- **Entries supplied**:
↓↓↓

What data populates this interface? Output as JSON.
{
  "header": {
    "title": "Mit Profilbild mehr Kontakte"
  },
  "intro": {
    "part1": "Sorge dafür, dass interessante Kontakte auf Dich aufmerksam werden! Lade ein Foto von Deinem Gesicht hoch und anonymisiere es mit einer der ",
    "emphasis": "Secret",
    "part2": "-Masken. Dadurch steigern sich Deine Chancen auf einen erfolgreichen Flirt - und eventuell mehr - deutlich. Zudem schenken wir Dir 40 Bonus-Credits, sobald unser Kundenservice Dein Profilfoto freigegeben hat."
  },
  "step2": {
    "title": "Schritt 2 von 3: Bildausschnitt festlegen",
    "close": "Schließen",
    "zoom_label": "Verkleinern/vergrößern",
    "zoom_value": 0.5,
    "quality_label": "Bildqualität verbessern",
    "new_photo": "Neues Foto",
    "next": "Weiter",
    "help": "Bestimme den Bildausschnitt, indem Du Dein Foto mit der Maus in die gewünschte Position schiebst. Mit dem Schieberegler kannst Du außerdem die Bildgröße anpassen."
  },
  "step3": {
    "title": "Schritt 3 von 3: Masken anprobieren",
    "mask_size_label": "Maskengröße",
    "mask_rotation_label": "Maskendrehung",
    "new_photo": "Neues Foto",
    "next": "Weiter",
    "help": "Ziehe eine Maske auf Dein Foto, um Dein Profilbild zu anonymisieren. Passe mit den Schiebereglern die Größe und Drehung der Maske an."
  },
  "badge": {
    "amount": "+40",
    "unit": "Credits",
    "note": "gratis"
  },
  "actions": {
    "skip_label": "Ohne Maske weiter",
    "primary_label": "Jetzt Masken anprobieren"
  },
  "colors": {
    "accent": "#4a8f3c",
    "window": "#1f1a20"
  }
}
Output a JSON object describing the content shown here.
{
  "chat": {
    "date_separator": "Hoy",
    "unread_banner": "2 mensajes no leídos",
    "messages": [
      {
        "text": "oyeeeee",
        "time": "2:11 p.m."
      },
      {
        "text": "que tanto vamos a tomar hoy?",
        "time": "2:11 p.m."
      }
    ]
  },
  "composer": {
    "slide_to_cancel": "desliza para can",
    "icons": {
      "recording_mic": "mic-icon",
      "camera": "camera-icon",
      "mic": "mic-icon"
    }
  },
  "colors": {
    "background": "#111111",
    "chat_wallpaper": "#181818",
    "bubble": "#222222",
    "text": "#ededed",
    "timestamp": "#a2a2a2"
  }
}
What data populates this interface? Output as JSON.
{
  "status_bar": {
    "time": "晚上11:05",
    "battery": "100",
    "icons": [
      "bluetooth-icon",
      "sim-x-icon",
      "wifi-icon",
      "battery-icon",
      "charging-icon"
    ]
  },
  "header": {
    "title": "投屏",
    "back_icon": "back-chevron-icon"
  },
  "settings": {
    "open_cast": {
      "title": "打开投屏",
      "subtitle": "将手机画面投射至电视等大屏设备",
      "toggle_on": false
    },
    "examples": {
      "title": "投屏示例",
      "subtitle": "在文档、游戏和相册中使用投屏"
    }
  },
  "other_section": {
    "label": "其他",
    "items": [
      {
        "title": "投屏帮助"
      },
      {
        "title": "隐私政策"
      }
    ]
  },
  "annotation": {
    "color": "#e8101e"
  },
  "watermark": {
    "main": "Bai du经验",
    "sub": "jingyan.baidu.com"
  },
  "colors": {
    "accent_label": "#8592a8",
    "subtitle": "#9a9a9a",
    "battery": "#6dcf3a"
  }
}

↑↑↑

Return the line that contains "Output a JSON" along with every line after it through the end of the entries, exactly, adding nothing.

Output a JSON object describing the content shown here.
{
  "chat": {
    "date_separator": "Hoy",
    "unread_banner": "2 mensajes no leídos",
    "messages": [
      {
        "text": "oyeeeee",
        "time": "2:11 p.m."
      },
      {
        "text": "que tanto vamos a tomar hoy?",
        "time": "2:11 p.m."
      }
    ]
  },
  "composer": {
    "slide_to_cancel": "desliza para can",
    "icons": {
      "recording_mic": "mic-icon",
      "camera": "camera-icon",
      "mic": "mic-icon"
    }
  },
  "colors": {
    "background": "#111111",
    "chat_wallpaper": "#181818",
    "bubble": "#222222",
    "text": "#ededed",
    "timestamp": "#a2a2a2"
  }
}
What data populates this interface? Output as JSON.
{
  "status_bar": {
    "time": "晚上11:05",
    "battery": "100",
    "icons": [
      "bluetooth-icon",
      "sim-x-icon",
      "wifi-icon",
      "battery-icon",
      "charging-icon"
    ]
  },
  "header": {
    "title": "投屏",
    "back_icon": "back-chevron-icon"
  },
  "settings": {
    "open_cast": {
      "title": "打开投屏",
      "subtitle": "将手机画面投射至电视等大屏设备",
      "toggle_on": false
    },
    "examples": {
      "title": "投屏示例",
      "subtitle": "在文档、游戏和相册中使用投屏"
    }
  },
  "other_section": {
    "label": "其他",
    "items": [
      {
        "title": "投屏帮助"
      },
      {
        "title": "隐私政策"
      }
    ]
  },
  "annotation": {
    "color": "#e8101e"
  },
  "watermark": {
    "main": "Bai du经验",
    "sub": "jingyan.baidu.com"
  },
  "colors": {
    "accent_label": "#8592a8",
    "subtitle": "#9a9a9a",
    "battery": "#6dcf3a"
  }
}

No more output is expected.